Records provided
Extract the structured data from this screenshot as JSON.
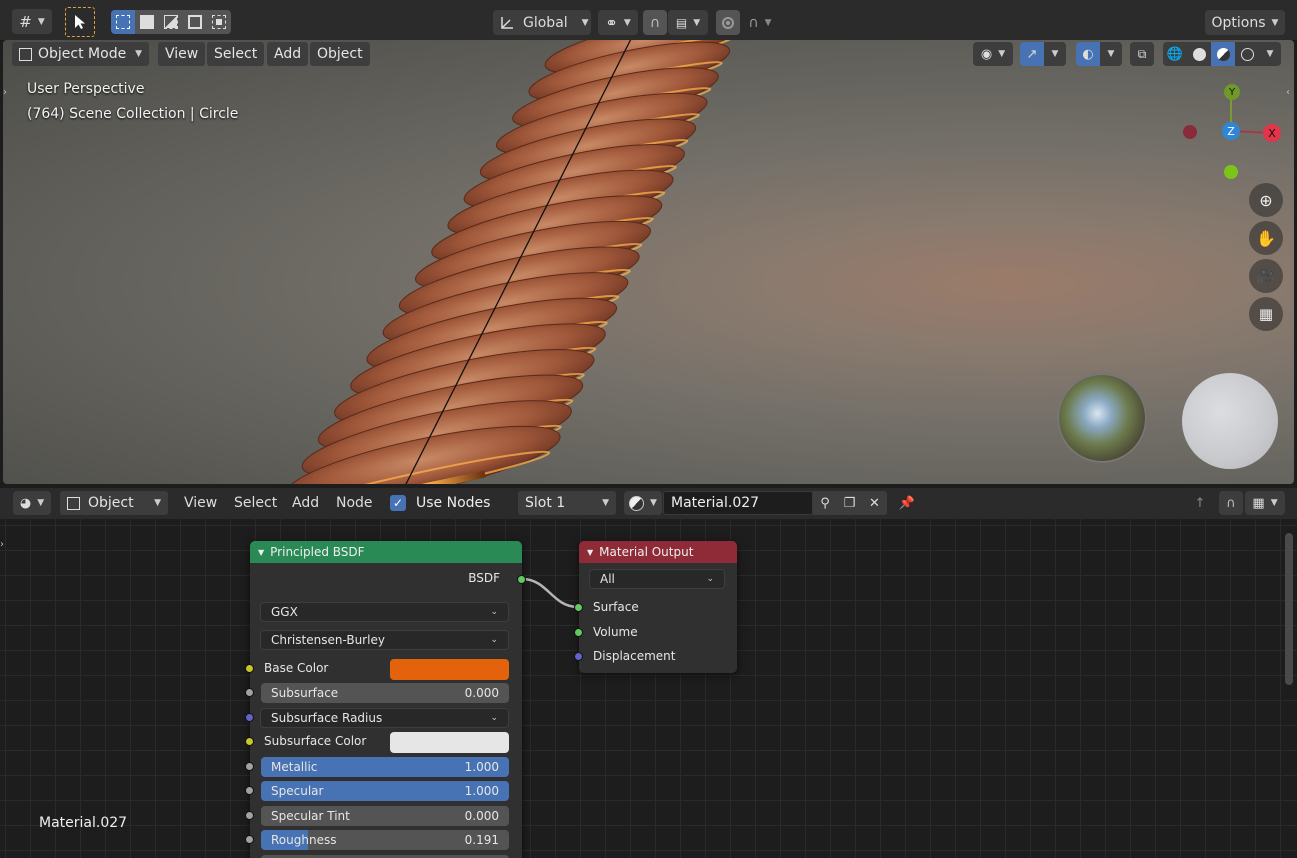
{
  "top_header": {
    "transform_orientation": "Global",
    "options_label": "Options"
  },
  "viewport_header": {
    "mode": "Object Mode",
    "menus": [
      "View",
      "Select",
      "Add",
      "Object"
    ]
  },
  "viewport": {
    "perspective": "User Perspective",
    "collection_info": "(764) Scene Collection | Circle",
    "gizmo_axes": {
      "y": "Y",
      "z": "Z",
      "x": "X"
    }
  },
  "node_header": {
    "object_type": "Object",
    "menus": [
      "View",
      "Select",
      "Add",
      "Node"
    ],
    "use_nodes_label": "Use Nodes",
    "slot": "Slot 1",
    "material_name": "Material.027"
  },
  "node_area": {
    "material_label": "Material.027"
  },
  "bsdf_node": {
    "title": "Principled BSDF",
    "output_label": "BSDF",
    "distribution": "GGX",
    "subsurface_method": "Christensen-Burley",
    "base_color_label": "Base Color",
    "base_color": "#e3630c",
    "subsurface": {
      "label": "Subsurface",
      "value": "0.000"
    },
    "subsurface_radius_label": "Subsurface Radius",
    "subsurface_color_label": "Subsurface Color",
    "subsurface_color": "#e6e6e6",
    "metallic": {
      "label": "Metallic",
      "value": "1.000"
    },
    "specular": {
      "label": "Specular",
      "value": "1.000"
    },
    "specular_tint": {
      "label": "Specular Tint",
      "value": "0.000"
    },
    "roughness": {
      "label": "Roughness",
      "value": "0.191",
      "fraction": 0.191
    }
  },
  "output_node": {
    "title": "Material Output",
    "target": "All",
    "inputs": [
      "Surface",
      "Volume",
      "Displacement"
    ]
  },
  "colors": {
    "accent": "#4772b3",
    "bsdf_header": "#2a8a55",
    "output_header": "#8f2b36"
  }
}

Your objective
Write the lines above out again exactly, without any of their pictures.

Finished exercise
Extract the structured data from this screenshot as JSON.
{
  "top_header": {
    "transform_orientation": "Global",
    "options_label": "Options"
  },
  "viewport_header": {
    "mode": "Object Mode",
    "menus": [
      "View",
      "Select",
      "Add",
      "Object"
    ]
  },
  "viewport": {
    "perspective": "User Perspective",
    "collection_info": "(764) Scene Collection | Circle",
    "gizmo_axes": {
      "y": "Y",
      "z": "Z",
      "x": "X"
    }
  },
  "node_header": {
    "object_type": "Object",
    "menus": [
      "View",
      "Select",
      "Add",
      "Node"
    ],
    "use_nodes_label": "Use Nodes",
    "slot": "Slot 1",
    "material_name": "Material.027"
  },
  "node_area": {
    "material_label": "Material.027"
  },
  "bsdf_node": {
    "title": "Principled BSDF",
    "output_label": "BSDF",
    "distribution": "GGX",
    "subsurface_method": "Christensen-Burley",
    "base_color_label": "Base Color",
    "base_color": "#e3630c",
    "subsurface": {
      "label": "Subsurface",
      "value": "0.000"
    },
    "subsurface_radius_label": "Subsurface Radius",
    "subsurface_color_label": "Subsurface Color",
    "subsurface_color": "#e6e6e6",
    "metallic": {
      "label": "Metallic",
      "value": "1.000"
    },
    "specular": {
      "label": "Specular",
      "value": "1.000"
    },
    "specular_tint": {
      "label": "Specular Tint",
      "value": "0.000"
    },
    "roughness": {
      "label": "Roughness",
      "value": "0.191",
      "fraction": 0.191
    }
  },
  "output_node": {
    "title": "Material Output",
    "target": "All",
    "inputs": [
      "Surface",
      "Volume",
      "Displacement"
    ]
  },
  "colors": {
    "accent": "#4772b3",
    "bsdf_header": "#2a8a55",
    "output_header": "#8f2b36"
  }
}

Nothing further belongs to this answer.